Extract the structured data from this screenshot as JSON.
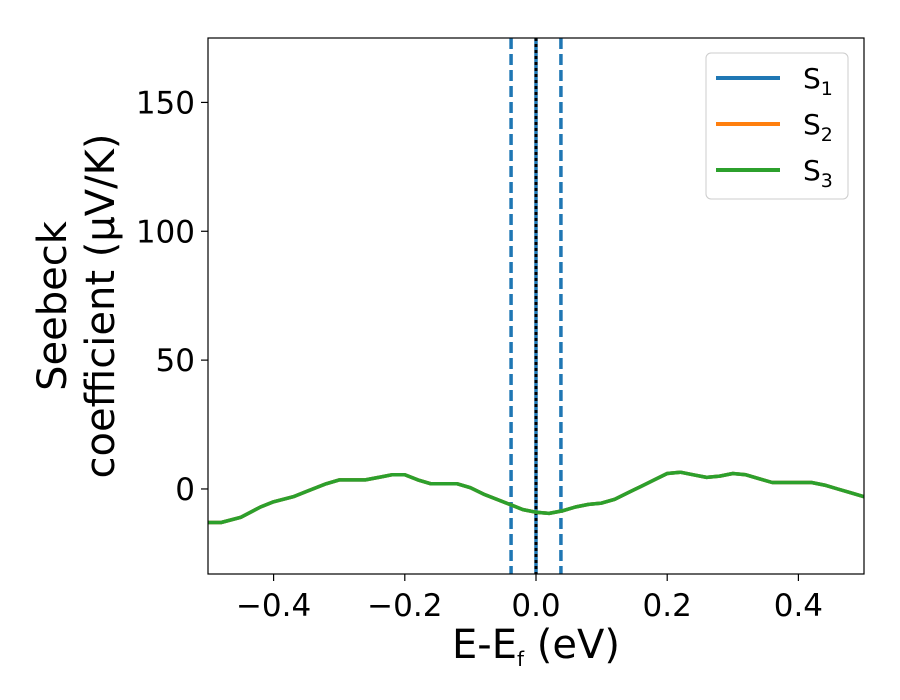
{
  "chart_data": {
    "type": "line",
    "xlabel_main": "E-E",
    "xlabel_sub": "f",
    "xlabel_unit": " (eV)",
    "ylabel_line1": "Seebeck",
    "ylabel_line2": "coefficient  (μV/K)",
    "xlim": [
      -0.5,
      0.5
    ],
    "ylim": [
      -33,
      175
    ],
    "x_ticks": [
      -0.4,
      -0.2,
      0.0,
      0.2,
      0.4
    ],
    "x_tick_labels": [
      "−0.4",
      "−0.2",
      "0.0",
      "0.2",
      "0.4"
    ],
    "y_ticks": [
      0,
      50,
      100,
      150
    ],
    "y_tick_labels": [
      "0",
      "50",
      "100",
      "150"
    ],
    "grid": false,
    "legend_position": "top-right",
    "vertical_lines": [
      {
        "x": -0.038,
        "style": "dashed",
        "color": "#1f77b4"
      },
      {
        "x": 0.038,
        "style": "dashed",
        "color": "#1f77b4"
      },
      {
        "x": 0.0,
        "style": "solid",
        "color": "#1f77b4"
      },
      {
        "x": 0.0,
        "style": "dotted",
        "color": "#000000"
      }
    ],
    "x": [
      -0.5,
      -0.48,
      -0.45,
      -0.42,
      -0.4,
      -0.37,
      -0.35,
      -0.32,
      -0.3,
      -0.28,
      -0.26,
      -0.24,
      -0.22,
      -0.2,
      -0.18,
      -0.16,
      -0.14,
      -0.12,
      -0.1,
      -0.08,
      -0.06,
      -0.04,
      -0.02,
      0.0,
      0.02,
      0.04,
      0.06,
      0.08,
      0.1,
      0.12,
      0.14,
      0.16,
      0.18,
      0.2,
      0.22,
      0.24,
      0.26,
      0.28,
      0.3,
      0.32,
      0.34,
      0.36,
      0.38,
      0.4,
      0.42,
      0.44,
      0.46,
      0.48,
      0.5
    ],
    "series": [
      {
        "name": "S",
        "subscript": "1",
        "color": "#1f77b4",
        "values": [
          -13,
          -13,
          -11,
          -7,
          -5,
          -3,
          -1,
          2,
          3.5,
          3.5,
          3.5,
          4.5,
          5.5,
          5.5,
          3.5,
          2,
          2,
          2,
          0.5,
          -2,
          -4,
          -6,
          -8,
          -9,
          -9.5,
          -8.5,
          -7,
          -6,
          -5.5,
          -4,
          -1.5,
          1,
          3.5,
          6,
          6.5,
          5.5,
          4.5,
          5,
          6,
          5.5,
          4,
          2.5,
          2.5,
          2.5,
          2.5,
          1.5,
          0,
          -1.5,
          -3
        ]
      },
      {
        "name": "S",
        "subscript": "2",
        "color": "#ff7f0e",
        "values": [
          -13,
          -13,
          -11,
          -7,
          -5,
          -3,
          -1,
          2,
          3.5,
          3.5,
          3.5,
          4.5,
          5.5,
          5.5,
          3.5,
          2,
          2,
          2,
          0.5,
          -2,
          -4,
          -6,
          -8,
          -9,
          -9.5,
          -8.5,
          -7,
          -6,
          -5.5,
          -4,
          -1.5,
          1,
          3.5,
          6,
          6.5,
          5.5,
          4.5,
          5,
          6,
          5.5,
          4,
          2.5,
          2.5,
          2.5,
          2.5,
          1.5,
          0,
          -1.5,
          -3
        ]
      },
      {
        "name": "S",
        "subscript": "3",
        "color": "#2ca02c",
        "values": [
          -13,
          -13,
          -11,
          -7,
          -5,
          -3,
          -1,
          2,
          3.5,
          3.5,
          3.5,
          4.5,
          5.5,
          5.5,
          3.5,
          2,
          2,
          2,
          0.5,
          -2,
          -4,
          -6,
          -8,
          -9,
          -9.5,
          -8.5,
          -7,
          -6,
          -5.5,
          -4,
          -1.5,
          1,
          3.5,
          6,
          6.5,
          5.5,
          4.5,
          5,
          6,
          5.5,
          4,
          2.5,
          2.5,
          2.5,
          2.5,
          1.5,
          0,
          -1.5,
          -3
        ]
      }
    ]
  }
}
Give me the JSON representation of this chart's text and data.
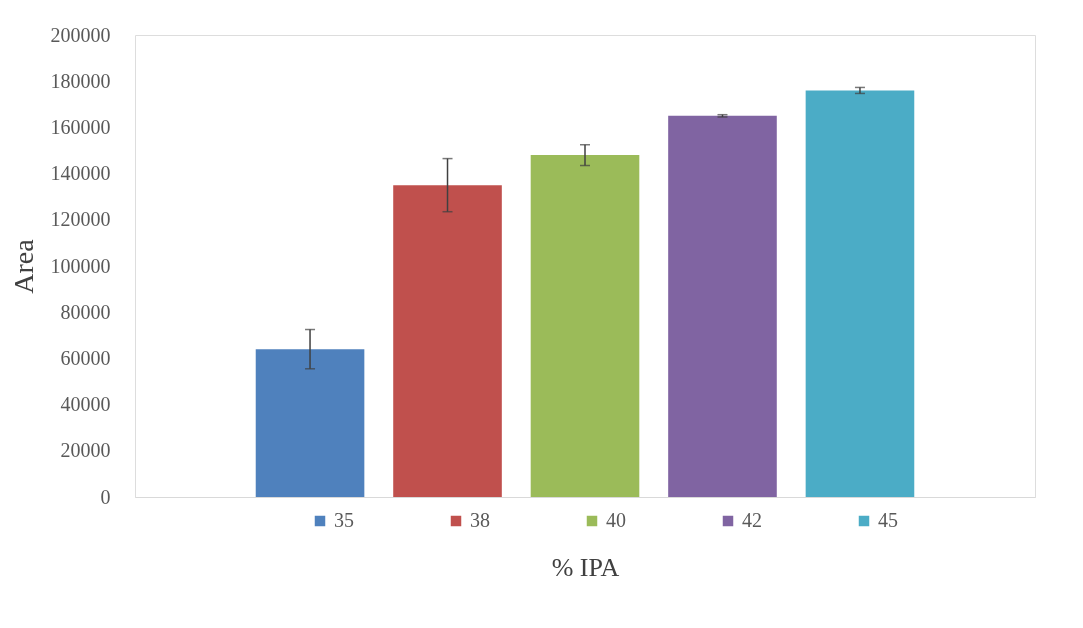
{
  "chart_data": {
    "type": "bar",
    "xlabel": "% IPA",
    "ylabel": "Area",
    "categories": [
      null
    ],
    "series": [
      {
        "name": "35",
        "color": "#4f81bd",
        "values": [
          64000
        ],
        "errors": [
          8500
        ]
      },
      {
        "name": "38",
        "color": "#c0504d",
        "values": [
          135000
        ],
        "errors": [
          11500
        ]
      },
      {
        "name": "40",
        "color": "#9bbb59",
        "values": [
          148000
        ],
        "errors": [
          4500
        ]
      },
      {
        "name": "42",
        "color": "#8064a2",
        "values": [
          165000
        ],
        "errors": [
          500
        ]
      },
      {
        "name": "45",
        "color": "#4bacc6",
        "values": [
          176000
        ],
        "errors": [
          1300
        ]
      }
    ],
    "ylim": [
      0,
      200000
    ],
    "yticks": [
      0,
      20000,
      40000,
      60000,
      80000,
      100000,
      120000,
      140000,
      160000,
      180000,
      200000
    ],
    "grid": false,
    "legend": "bottom"
  }
}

◇ ◇ ◇

Work instructions - Tally the lines of the data that contain the string "name" and report the total alone.

Exercise response - 8